### Requirements
Quote the whole listing verbatim.

Data records
+---+

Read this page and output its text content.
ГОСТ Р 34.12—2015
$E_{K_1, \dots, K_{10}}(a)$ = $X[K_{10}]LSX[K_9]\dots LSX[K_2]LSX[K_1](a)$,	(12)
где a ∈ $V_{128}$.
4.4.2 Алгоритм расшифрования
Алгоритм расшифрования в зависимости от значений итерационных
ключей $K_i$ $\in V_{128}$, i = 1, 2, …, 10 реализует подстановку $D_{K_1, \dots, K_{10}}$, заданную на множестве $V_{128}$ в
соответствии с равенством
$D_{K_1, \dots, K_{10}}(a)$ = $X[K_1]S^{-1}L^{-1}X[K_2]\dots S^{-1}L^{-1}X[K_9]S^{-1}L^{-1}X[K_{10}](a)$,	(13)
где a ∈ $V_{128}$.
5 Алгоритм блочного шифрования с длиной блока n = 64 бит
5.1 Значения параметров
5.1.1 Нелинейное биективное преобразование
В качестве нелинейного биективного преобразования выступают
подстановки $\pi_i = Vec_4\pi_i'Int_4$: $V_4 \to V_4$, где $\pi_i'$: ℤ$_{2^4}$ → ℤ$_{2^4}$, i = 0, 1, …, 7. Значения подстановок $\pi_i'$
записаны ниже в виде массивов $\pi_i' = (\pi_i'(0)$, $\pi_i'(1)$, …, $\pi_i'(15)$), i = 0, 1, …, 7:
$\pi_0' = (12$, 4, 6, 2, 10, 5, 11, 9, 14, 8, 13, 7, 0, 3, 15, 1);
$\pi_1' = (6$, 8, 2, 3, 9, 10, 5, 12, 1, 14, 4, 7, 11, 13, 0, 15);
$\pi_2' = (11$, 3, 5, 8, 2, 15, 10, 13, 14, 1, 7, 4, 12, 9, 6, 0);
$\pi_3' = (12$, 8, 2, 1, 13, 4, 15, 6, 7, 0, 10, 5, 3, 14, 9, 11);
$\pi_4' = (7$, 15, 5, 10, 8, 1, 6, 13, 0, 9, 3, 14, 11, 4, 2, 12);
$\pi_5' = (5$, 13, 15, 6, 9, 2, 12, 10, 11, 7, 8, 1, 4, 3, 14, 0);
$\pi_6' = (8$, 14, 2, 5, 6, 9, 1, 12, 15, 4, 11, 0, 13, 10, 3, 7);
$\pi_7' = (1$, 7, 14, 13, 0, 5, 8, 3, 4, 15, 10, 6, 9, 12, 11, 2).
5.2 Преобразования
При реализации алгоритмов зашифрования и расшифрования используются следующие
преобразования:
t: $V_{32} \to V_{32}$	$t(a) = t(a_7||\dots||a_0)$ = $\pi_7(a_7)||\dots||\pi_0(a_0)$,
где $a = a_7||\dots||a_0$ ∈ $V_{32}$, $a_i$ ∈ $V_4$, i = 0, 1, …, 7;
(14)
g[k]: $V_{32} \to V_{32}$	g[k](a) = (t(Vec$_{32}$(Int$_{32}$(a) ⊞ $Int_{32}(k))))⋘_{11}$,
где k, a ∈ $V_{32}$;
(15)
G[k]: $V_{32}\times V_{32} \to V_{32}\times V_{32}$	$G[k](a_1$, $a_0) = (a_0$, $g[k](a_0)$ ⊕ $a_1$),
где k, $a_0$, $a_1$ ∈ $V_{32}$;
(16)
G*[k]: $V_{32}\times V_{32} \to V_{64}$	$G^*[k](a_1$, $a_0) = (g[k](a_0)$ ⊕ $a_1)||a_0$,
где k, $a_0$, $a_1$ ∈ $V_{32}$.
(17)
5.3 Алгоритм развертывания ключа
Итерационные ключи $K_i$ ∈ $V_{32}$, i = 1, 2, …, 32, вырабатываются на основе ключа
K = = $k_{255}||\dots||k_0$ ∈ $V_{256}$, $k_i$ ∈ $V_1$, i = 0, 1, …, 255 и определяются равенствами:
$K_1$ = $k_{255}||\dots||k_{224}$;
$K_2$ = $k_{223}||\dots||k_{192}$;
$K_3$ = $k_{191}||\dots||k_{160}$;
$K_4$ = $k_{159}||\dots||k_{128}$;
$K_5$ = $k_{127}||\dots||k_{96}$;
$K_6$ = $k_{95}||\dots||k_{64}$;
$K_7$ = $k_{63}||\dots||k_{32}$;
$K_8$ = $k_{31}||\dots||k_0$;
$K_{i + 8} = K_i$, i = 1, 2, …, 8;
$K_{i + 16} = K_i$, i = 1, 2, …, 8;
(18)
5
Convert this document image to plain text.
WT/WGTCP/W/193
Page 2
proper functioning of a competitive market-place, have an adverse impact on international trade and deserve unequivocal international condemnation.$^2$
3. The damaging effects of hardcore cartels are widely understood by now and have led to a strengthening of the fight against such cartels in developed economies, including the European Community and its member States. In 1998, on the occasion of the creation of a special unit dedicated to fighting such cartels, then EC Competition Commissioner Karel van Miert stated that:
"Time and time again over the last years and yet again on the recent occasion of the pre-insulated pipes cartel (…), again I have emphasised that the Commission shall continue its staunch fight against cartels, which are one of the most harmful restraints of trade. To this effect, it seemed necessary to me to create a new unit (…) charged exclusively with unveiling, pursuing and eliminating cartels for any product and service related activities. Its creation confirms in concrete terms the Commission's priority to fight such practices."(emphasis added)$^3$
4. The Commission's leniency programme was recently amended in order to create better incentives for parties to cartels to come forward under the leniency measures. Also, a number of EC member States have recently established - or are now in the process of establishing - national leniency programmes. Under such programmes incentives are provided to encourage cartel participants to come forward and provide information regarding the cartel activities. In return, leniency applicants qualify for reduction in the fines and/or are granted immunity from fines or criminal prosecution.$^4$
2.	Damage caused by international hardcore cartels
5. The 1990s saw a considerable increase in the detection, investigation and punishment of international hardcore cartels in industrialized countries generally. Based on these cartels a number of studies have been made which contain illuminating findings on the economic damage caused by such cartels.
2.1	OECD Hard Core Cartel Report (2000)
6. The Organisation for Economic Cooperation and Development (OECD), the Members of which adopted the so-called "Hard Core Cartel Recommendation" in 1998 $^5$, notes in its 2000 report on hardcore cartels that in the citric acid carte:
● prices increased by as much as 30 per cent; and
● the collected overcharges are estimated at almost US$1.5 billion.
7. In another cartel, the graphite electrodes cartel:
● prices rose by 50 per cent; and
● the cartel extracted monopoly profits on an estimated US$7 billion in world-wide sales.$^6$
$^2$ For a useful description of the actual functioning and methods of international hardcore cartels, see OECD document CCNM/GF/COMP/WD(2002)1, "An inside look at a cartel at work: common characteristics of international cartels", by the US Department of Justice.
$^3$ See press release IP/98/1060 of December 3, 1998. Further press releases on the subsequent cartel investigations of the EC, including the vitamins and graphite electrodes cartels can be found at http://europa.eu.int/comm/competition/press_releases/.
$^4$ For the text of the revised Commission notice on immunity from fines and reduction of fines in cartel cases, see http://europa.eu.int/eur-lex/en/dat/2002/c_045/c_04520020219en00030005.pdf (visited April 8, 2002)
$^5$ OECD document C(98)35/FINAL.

+---+

### Worked solution
Read this page and output its text content.
ГОСТ Р 34.12—2015
$E_{K_1, \dots, K_{10}}(a)$ = $X[K_{10}]LSX[K_9]\dots LSX[K_2]LSX[K_1](a)$,	(12)
где a ∈ $V_{128}$.
4.4.2 Алгоритм расшифрования
Алгоритм расшифрования в зависимости от значений итерационных
ключей $K_i$ $\in V_{128}$, i = 1, 2, …, 10 реализует подстановку $D_{K_1, \dots, K_{10}}$, заданную на множестве $V_{128}$ в
соответствии с равенством
$D_{K_1, \dots, K_{10}}(a)$ = $X[K_1]S^{-1}L^{-1}X[K_2]\dots S^{-1}L^{-1}X[K_9]S^{-1}L^{-1}X[K_{10}](a)$,	(13)
где a ∈ $V_{128}$.
5 Алгоритм блочного шифрования с длиной блока n = 64 бит
5.1 Значения параметров
5.1.1 Нелинейное биективное преобразование
В качестве нелинейного биективного преобразования выступают
подстановки $\pi_i = Vec_4\pi_i'Int_4$: $V_4 \to V_4$, где $\pi_i'$: ℤ$_{2^4}$ → ℤ$_{2^4}$, i = 0, 1, …, 7. Значения подстановок $\pi_i'$
записаны ниже в виде массивов $\pi_i' = (\pi_i'(0)$, $\pi_i'(1)$, …, $\pi_i'(15)$), i = 0, 1, …, 7:
$\pi_0' = (12$, 4, 6, 2, 10, 5, 11, 9, 14, 8, 13, 7, 0, 3, 15, 1);
$\pi_1' = (6$, 8, 2, 3, 9, 10, 5, 12, 1, 14, 4, 7, 11, 13, 0, 15);
$\pi_2' = (11$, 3, 5, 8, 2, 15, 10, 13, 14, 1, 7, 4, 12, 9, 6, 0);
$\pi_3' = (12$, 8, 2, 1, 13, 4, 15, 6, 7, 0, 10, 5, 3, 14, 9, 11);
$\pi_4' = (7$, 15, 5, 10, 8, 1, 6, 13, 0, 9, 3, 14, 11, 4, 2, 12);
$\pi_5' = (5$, 13, 15, 6, 9, 2, 12, 10, 11, 7, 8, 1, 4, 3, 14, 0);
$\pi_6' = (8$, 14, 2, 5, 6, 9, 1, 12, 15, 4, 11, 0, 13, 10, 3, 7);
$\pi_7' = (1$, 7, 14, 13, 0, 5, 8, 3, 4, 15, 10, 6, 9, 12, 11, 2).
5.2 Преобразования
При реализации алгоритмов зашифрования и расшифрования используются следующие
преобразования:
t: $V_{32} \to V_{32}$	$t(a) = t(a_7||\dots||a_0)$ = $\pi_7(a_7)||\dots||\pi_0(a_0)$,
где $a = a_7||\dots||a_0$ ∈ $V_{32}$, $a_i$ ∈ $V_4$, i = 0, 1, …, 7;
(14)
g[k]: $V_{32} \to V_{32}$	g[k](a) = (t(Vec$_{32}$(Int$_{32}$(a) ⊞ $Int_{32}(k))))⋘_{11}$,
где k, a ∈ $V_{32}$;
(15)
G[k]: $V_{32}\times V_{32} \to V_{32}\times V_{32}$	$G[k](a_1$, $a_0) = (a_0$, $g[k](a_0)$ ⊕ $a_1$),
где k, $a_0$, $a_1$ ∈ $V_{32}$;
(16)
G*[k]: $V_{32}\times V_{32} \to V_{64}$	$G^*[k](a_1$, $a_0) = (g[k](a_0)$ ⊕ $a_1)||a_0$,
где k, $a_0$, $a_1$ ∈ $V_{32}$.
(17)
5.3 Алгоритм развертывания ключа
Итерационные ключи $K_i$ ∈ $V_{32}$, i = 1, 2, …, 32, вырабатываются на основе ключа
K = = $k_{255}||\dots||k_0$ ∈ $V_{256}$, $k_i$ ∈ $V_1$, i = 0, 1, …, 255 и определяются равенствами:
$K_1$ = $k_{255}||\dots||k_{224}$;
$K_2$ = $k_{223}||\dots||k_{192}$;
$K_3$ = $k_{191}||\dots||k_{160}$;
$K_4$ = $k_{159}||\dots||k_{128}$;
$K_5$ = $k_{127}||\dots||k_{96}$;
$K_6$ = $k_{95}||\dots||k_{64}$;
$K_7$ = $k_{63}||\dots||k_{32}$;
$K_8$ = $k_{31}||\dots||k_0$;
$K_{i + 8} = K_i$, i = 1, 2, …, 8;
$K_{i + 16} = K_i$, i = 1, 2, …, 8;
(18)
5
Convert this document image to plain text.
WT/WGTCP/W/193
Page 2
proper functioning of a competitive market-place, have an adverse impact on international trade and deserve unequivocal international condemnation.$^2$
3. The damaging effects of hardcore cartels are widely understood by now and have led to a strengthening of the fight against such cartels in developed economies, including the European Community and its member States. In 1998, on the occasion of the creation of a special unit dedicated to fighting such cartels, then EC Competition Commissioner Karel van Miert stated that:
"Time and time again over the last years and yet again on the recent occasion of the pre-insulated pipes cartel (…), again I have emphasised that the Commission shall continue its staunch fight against cartels, which are one of the most harmful restraints of trade. To this effect, it seemed necessary to me to create a new unit (…) charged exclusively with unveiling, pursuing and eliminating cartels for any product and service related activities. Its creation confirms in concrete terms the Commission's priority to fight such practices."(emphasis added)$^3$
4. The Commission's leniency programme was recently amended in order to create better incentives for parties to cartels to come forward under the leniency measures. Also, a number of EC member States have recently established - or are now in the process of establishing - national leniency programmes. Under such programmes incentives are provided to encourage cartel participants to come forward and provide information regarding the cartel activities. In return, leniency applicants qualify for reduction in the fines and/or are granted immunity from fines or criminal prosecution.$^4$
2.	Damage caused by international hardcore cartels
5. The 1990s saw a considerable increase in the detection, investigation and punishment of international hardcore cartels in industrialized countries generally. Based on these cartels a number of studies have been made which contain illuminating findings on the economic damage caused by such cartels.
2.1	OECD Hard Core Cartel Report (2000)
6. The Organisation for Economic Cooperation and Development (OECD), the Members of which adopted the so-called "Hard Core Cartel Recommendation" in 1998 $^5$, notes in its 2000 report on hardcore cartels that in the citric acid carte:
● prices increased by as much as 30 per cent; and
● the collected overcharges are estimated at almost US$1.5 billion.
7. In another cartel, the graphite electrodes cartel:
● prices rose by 50 per cent; and
● the cartel extracted monopoly profits on an estimated US$7 billion in world-wide sales.$^6$
$^2$ For a useful description of the actual functioning and methods of international hardcore cartels, see OECD document CCNM/GF/COMP/WD(2002)1, "An inside look at a cartel at work: common characteristics of international cartels", by the US Department of Justice.
$^3$ See press release IP/98/1060 of December 3, 1998. Further press releases on the subsequent cartel investigations of the EC, including the vitamins and graphite electrodes cartels can be found at http://europa.eu.int/comm/competition/press_releases/.
$^4$ For the text of the revised Commission notice on immunity from fines and reduction of fines in cartel cases, see http://europa.eu.int/eur-lex/en/dat/2002/c_045/c_04520020219en00030005.pdf (visited April 8, 2002)
$^5$ OECD document C(98)35/FINAL.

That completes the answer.